_What the task requires_
Work out the number of lines in the listing that include the string "мероприятиями". Reply with that number alone.

--- Material shown ---

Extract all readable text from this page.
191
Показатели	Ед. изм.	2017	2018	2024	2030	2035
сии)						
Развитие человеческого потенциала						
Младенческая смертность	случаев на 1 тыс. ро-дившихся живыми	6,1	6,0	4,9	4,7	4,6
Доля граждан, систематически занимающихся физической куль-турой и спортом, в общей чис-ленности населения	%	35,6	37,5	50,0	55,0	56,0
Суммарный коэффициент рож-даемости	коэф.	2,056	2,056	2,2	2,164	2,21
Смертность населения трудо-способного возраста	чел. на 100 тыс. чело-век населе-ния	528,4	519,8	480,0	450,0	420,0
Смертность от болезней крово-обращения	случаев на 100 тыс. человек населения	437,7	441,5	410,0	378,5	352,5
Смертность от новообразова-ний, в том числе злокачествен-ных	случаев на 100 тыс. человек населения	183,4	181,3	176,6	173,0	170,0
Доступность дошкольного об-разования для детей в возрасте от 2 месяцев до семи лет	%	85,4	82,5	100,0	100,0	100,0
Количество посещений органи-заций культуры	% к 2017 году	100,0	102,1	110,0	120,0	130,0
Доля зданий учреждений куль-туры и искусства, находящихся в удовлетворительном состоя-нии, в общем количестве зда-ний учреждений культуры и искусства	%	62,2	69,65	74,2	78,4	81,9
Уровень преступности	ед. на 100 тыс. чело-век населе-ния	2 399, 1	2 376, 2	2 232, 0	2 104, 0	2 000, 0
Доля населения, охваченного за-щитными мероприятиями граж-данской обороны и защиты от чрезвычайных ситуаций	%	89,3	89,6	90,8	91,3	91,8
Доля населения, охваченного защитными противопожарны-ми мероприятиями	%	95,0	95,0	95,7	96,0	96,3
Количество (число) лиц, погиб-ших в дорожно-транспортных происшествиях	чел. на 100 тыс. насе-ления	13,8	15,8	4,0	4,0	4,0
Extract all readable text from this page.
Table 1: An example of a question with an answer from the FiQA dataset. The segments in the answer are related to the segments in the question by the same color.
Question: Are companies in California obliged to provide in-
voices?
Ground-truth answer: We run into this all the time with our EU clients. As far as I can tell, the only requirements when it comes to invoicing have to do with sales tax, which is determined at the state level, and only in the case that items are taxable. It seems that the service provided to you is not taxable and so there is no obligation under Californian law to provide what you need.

---

_Result_
2